------ RECORDED DATA ------
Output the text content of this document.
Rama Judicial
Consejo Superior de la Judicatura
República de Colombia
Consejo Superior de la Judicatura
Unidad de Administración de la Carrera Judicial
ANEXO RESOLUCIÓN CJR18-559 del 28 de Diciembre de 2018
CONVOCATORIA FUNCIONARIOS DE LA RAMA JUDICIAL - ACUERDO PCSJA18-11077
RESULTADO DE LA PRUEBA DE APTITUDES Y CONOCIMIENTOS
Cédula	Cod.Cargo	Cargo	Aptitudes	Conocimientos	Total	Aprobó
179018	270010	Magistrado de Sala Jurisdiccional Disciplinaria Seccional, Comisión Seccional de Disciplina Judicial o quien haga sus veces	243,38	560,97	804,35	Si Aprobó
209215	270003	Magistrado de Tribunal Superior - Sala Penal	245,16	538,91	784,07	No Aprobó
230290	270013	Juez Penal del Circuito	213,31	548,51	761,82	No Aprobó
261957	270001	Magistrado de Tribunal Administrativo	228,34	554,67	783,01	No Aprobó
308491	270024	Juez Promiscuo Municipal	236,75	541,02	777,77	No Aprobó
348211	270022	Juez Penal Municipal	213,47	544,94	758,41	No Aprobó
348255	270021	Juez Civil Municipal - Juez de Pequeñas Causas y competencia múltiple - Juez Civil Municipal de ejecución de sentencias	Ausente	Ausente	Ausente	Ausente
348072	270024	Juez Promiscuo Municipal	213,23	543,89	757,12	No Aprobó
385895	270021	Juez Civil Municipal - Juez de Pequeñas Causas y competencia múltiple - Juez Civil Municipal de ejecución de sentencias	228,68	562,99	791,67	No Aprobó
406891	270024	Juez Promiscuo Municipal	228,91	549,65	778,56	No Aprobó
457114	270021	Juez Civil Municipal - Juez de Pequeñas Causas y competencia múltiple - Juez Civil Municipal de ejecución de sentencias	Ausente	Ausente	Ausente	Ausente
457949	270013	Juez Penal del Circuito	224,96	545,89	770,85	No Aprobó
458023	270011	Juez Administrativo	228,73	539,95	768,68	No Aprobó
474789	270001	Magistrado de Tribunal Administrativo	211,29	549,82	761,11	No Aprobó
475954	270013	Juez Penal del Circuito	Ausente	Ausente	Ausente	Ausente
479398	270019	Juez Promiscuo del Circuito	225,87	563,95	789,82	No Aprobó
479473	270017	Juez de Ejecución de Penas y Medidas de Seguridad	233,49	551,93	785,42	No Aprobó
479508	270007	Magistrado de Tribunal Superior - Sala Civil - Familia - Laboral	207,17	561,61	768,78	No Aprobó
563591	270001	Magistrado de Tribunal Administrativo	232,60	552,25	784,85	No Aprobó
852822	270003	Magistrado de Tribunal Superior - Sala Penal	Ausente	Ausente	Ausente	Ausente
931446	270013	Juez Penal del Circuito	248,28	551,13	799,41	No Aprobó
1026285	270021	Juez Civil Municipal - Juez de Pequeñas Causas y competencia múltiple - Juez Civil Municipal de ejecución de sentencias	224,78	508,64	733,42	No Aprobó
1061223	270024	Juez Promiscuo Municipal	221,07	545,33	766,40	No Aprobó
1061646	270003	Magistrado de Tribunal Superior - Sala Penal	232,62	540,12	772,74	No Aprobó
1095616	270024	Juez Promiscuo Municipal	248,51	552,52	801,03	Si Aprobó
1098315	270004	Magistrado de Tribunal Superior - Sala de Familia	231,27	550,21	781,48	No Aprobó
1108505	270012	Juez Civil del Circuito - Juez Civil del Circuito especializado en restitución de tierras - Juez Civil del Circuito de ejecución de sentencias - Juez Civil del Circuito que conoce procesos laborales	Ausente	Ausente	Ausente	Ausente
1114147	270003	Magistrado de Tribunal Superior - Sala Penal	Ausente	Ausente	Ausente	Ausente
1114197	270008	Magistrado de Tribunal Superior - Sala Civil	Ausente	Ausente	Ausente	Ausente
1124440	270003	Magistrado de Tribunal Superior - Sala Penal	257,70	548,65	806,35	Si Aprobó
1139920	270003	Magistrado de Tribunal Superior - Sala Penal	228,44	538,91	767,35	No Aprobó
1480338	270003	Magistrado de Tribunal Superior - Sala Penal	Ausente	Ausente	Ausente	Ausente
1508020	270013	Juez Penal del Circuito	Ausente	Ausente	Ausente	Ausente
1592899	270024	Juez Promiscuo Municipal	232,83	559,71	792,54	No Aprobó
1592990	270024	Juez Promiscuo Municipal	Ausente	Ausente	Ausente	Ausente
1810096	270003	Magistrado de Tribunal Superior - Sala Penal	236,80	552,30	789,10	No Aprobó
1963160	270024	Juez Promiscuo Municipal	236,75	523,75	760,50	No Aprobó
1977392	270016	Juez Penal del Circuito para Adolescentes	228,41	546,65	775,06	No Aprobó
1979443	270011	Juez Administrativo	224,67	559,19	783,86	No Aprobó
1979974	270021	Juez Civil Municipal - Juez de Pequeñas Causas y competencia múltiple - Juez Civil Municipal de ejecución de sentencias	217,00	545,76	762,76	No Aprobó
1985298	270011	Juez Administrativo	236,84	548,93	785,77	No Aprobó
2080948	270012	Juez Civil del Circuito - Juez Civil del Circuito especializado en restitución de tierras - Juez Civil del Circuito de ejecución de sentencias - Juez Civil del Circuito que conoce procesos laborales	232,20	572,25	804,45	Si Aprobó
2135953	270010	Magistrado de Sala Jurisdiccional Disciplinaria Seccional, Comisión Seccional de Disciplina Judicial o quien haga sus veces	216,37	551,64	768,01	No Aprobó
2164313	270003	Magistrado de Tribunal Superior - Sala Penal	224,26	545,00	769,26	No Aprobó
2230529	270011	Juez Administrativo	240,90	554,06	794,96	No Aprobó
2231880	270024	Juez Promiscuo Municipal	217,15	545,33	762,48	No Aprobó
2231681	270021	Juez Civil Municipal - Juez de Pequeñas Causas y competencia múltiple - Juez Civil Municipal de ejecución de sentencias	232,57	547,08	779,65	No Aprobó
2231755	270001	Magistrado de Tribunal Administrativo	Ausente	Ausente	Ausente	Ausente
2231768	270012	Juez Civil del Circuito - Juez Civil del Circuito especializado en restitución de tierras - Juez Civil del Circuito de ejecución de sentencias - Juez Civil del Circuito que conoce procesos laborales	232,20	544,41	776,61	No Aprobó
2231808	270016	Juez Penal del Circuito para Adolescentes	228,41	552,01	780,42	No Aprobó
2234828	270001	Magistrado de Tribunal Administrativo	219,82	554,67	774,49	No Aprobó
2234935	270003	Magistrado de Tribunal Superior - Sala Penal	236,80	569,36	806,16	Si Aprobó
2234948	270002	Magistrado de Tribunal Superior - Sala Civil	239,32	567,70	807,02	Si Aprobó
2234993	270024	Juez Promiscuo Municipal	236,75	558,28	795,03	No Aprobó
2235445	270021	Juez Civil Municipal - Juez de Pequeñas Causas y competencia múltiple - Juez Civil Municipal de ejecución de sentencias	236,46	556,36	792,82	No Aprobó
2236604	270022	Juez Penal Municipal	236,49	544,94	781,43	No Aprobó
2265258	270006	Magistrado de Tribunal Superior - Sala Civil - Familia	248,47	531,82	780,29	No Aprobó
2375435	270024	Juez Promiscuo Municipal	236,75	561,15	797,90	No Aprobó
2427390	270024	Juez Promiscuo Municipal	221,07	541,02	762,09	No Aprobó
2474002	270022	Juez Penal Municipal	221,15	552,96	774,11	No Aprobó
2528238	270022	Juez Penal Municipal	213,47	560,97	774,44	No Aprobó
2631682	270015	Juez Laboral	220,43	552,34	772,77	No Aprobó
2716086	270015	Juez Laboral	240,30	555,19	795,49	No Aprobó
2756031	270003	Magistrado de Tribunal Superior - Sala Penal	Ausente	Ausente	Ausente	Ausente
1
------
DIRECTIONS FOR THIS TASK.
Using the listing above, retype each line exactly.

ANSWER.
Output the text content of this document.
Rama Judicial
Consejo Superior de la Judicatura
República de Colombia
Consejo Superior de la Judicatura
Unidad de Administración de la Carrera Judicial
ANEXO RESOLUCIÓN CJR18-559 del 28 de Diciembre de 2018
CONVOCATORIA FUNCIONARIOS DE LA RAMA JUDICIAL - ACUERDO PCSJA18-11077
RESULTADO DE LA PRUEBA DE APTITUDES Y CONOCIMIENTOS
Cédula	Cod.Cargo	Cargo	Aptitudes	Conocimientos	Total	Aprobó
179018	270010	Magistrado de Sala Jurisdiccional Disciplinaria Seccional, Comisión Seccional de Disciplina Judicial o quien haga sus veces	243,38	560,97	804,35	Si Aprobó
209215	270003	Magistrado de Tribunal Superior - Sala Penal	245,16	538,91	784,07	No Aprobó
230290	270013	Juez Penal del Circuito	213,31	548,51	761,82	No Aprobó
261957	270001	Magistrado de Tribunal Administrativo	228,34	554,67	783,01	No Aprobó
308491	270024	Juez Promiscuo Municipal	236,75	541,02	777,77	No Aprobó
348211	270022	Juez Penal Municipal	213,47	544,94	758,41	No Aprobó
348255	270021	Juez Civil Municipal - Juez de Pequeñas Causas y competencia múltiple - Juez Civil Municipal de ejecución de sentencias	Ausente	Ausente	Ausente	Ausente
348072	270024	Juez Promiscuo Municipal	213,23	543,89	757,12	No Aprobó
385895	270021	Juez Civil Municipal - Juez de Pequeñas Causas y competencia múltiple - Juez Civil Municipal de ejecución de sentencias	228,68	562,99	791,67	No Aprobó
406891	270024	Juez Promiscuo Municipal	228,91	549,65	778,56	No Aprobó
457114	270021	Juez Civil Municipal - Juez de Pequeñas Causas y competencia múltiple - Juez Civil Municipal de ejecución de sentencias	Ausente	Ausente	Ausente	Ausente
457949	270013	Juez Penal del Circuito	224,96	545,89	770,85	No Aprobó
458023	270011	Juez Administrativo	228,73	539,95	768,68	No Aprobó
474789	270001	Magistrado de Tribunal Administrativo	211,29	549,82	761,11	No Aprobó
475954	270013	Juez Penal del Circuito	Ausente	Ausente	Ausente	Ausente
479398	270019	Juez Promiscuo del Circuito	225,87	563,95	789,82	No Aprobó
479473	270017	Juez de Ejecución de Penas y Medidas de Seguridad	233,49	551,93	785,42	No Aprobó
479508	270007	Magistrado de Tribunal Superior - Sala Civil - Familia - Laboral	207,17	561,61	768,78	No Aprobó
563591	270001	Magistrado de Tribunal Administrativo	232,60	552,25	784,85	No Aprobó
852822	270003	Magistrado de Tribunal Superior - Sala Penal	Ausente	Ausente	Ausente	Ausente
931446	270013	Juez Penal del Circuito	248,28	551,13	799,41	No Aprobó
1026285	270021	Juez Civil Municipal - Juez de Pequeñas Causas y competencia múltiple - Juez Civil Municipal de ejecución de sentencias	224,78	508,64	733,42	No Aprobó
1061223	270024	Juez Promiscuo Municipal	221,07	545,33	766,40	No Aprobó
1061646	270003	Magistrado de Tribunal Superior - Sala Penal	232,62	540,12	772,74	No Aprobó
1095616	270024	Juez Promiscuo Municipal	248,51	552,52	801,03	Si Aprobó
1098315	270004	Magistrado de Tribunal Superior - Sala de Familia	231,27	550,21	781,48	No Aprobó
1108505	270012	Juez Civil del Circuito - Juez Civil del Circuito especializado en restitución de tierras - Juez Civil del Circuito de ejecución de sentencias - Juez Civil del Circuito que conoce procesos laborales	Ausente	Ausente	Ausente	Ausente
1114147	270003	Magistrado de Tribunal Superior - Sala Penal	Ausente	Ausente	Ausente	Ausente
1114197	270008	Magistrado de Tribunal Superior - Sala Civil	Ausente	Ausente	Ausente	Ausente
1124440	270003	Magistrado de Tribunal Superior - Sala Penal	257,70	548,65	806,35	Si Aprobó
1139920	270003	Magistrado de Tribunal Superior - Sala Penal	228,44	538,91	767,35	No Aprobó
1480338	270003	Magistrado de Tribunal Superior - Sala Penal	Ausente	Ausente	Ausente	Ausente
1508020	270013	Juez Penal del Circuito	Ausente	Ausente	Ausente	Ausente
1592899	270024	Juez Promiscuo Municipal	232,83	559,71	792,54	No Aprobó
1592990	270024	Juez Promiscuo Municipal	Ausente	Ausente	Ausente	Ausente
1810096	270003	Magistrado de Tribunal Superior - Sala Penal	236,80	552,30	789,10	No Aprobó
1963160	270024	Juez Promiscuo Municipal	236,75	523,75	760,50	No Aprobó
1977392	270016	Juez Penal del Circuito para Adolescentes	228,41	546,65	775,06	No Aprobó
1979443	270011	Juez Administrativo	224,67	559,19	783,86	No Aprobó
1979974	270021	Juez Civil Municipal - Juez de Pequeñas Causas y competencia múltiple - Juez Civil Municipal de ejecución de sentencias	217,00	545,76	762,76	No Aprobó
1985298	270011	Juez Administrativo	236,84	548,93	785,77	No Aprobó
2080948	270012	Juez Civil del Circuito - Juez Civil del Circuito especializado en restitución de tierras - Juez Civil del Circuito de ejecución de sentencias - Juez Civil del Circuito que conoce procesos laborales	232,20	572,25	804,45	Si Aprobó
2135953	270010	Magistrado de Sala Jurisdiccional Disciplinaria Seccional, Comisión Seccional de Disciplina Judicial o quien haga sus veces	216,37	551,64	768,01	No Aprobó
2164313	270003	Magistrado de Tribunal Superior - Sala Penal	224,26	545,00	769,26	No Aprobó
2230529	270011	Juez Administrativo	240,90	554,06	794,96	No Aprobó
2231880	270024	Juez Promiscuo Municipal	217,15	545,33	762,48	No Aprobó
2231681	270021	Juez Civil Municipal - Juez de Pequeñas Causas y competencia múltiple - Juez Civil Municipal de ejecución de sentencias	232,57	547,08	779,65	No Aprobó
2231755	270001	Magistrado de Tribunal Administrativo	Ausente	Ausente	Ausente	Ausente
2231768	270012	Juez Civil del Circuito - Juez Civil del Circuito especializado en restitución de tierras - Juez Civil del Circuito de ejecución de sentencias - Juez Civil del Circuito que conoce procesos laborales	232,20	544,41	776,61	No Aprobó
2231808	270016	Juez Penal del Circuito para Adolescentes	228,41	552,01	780,42	No Aprobó
2234828	270001	Magistrado de Tribunal Administrativo	219,82	554,67	774,49	No Aprobó
2234935	270003	Magistrado de Tribunal Superior - Sala Penal	236,80	569,36	806,16	Si Aprobó
2234948	270002	Magistrado de Tribunal Superior - Sala Civil	239,32	567,70	807,02	Si Aprobó
2234993	270024	Juez Promiscuo Municipal	236,75	558,28	795,03	No Aprobó
2235445	270021	Juez Civil Municipal - Juez de Pequeñas Causas y competencia múltiple - Juez Civil Municipal de ejecución de sentencias	236,46	556,36	792,82	No Aprobó
2236604	270022	Juez Penal Municipal	236,49	544,94	781,43	No Aprobó
2265258	270006	Magistrado de Tribunal Superior - Sala Civil - Familia	248,47	531,82	780,29	No Aprobó
2375435	270024	Juez Promiscuo Municipal	236,75	561,15	797,90	No Aprobó
2427390	270024	Juez Promiscuo Municipal	221,07	541,02	762,09	No Aprobó
2474002	270022	Juez Penal Municipal	221,15	552,96	774,11	No Aprobó
2528238	270022	Juez Penal Municipal	213,47	560,97	774,44	No Aprobó
2631682	270015	Juez Laboral	220,43	552,34	772,77	No Aprobó
2716086	270015	Juez Laboral	240,30	555,19	795,49	No Aprobó
2756031	270003	Magistrado de Tribunal Superior - Sala Penal	Ausente	Ausente	Ausente	Ausente
1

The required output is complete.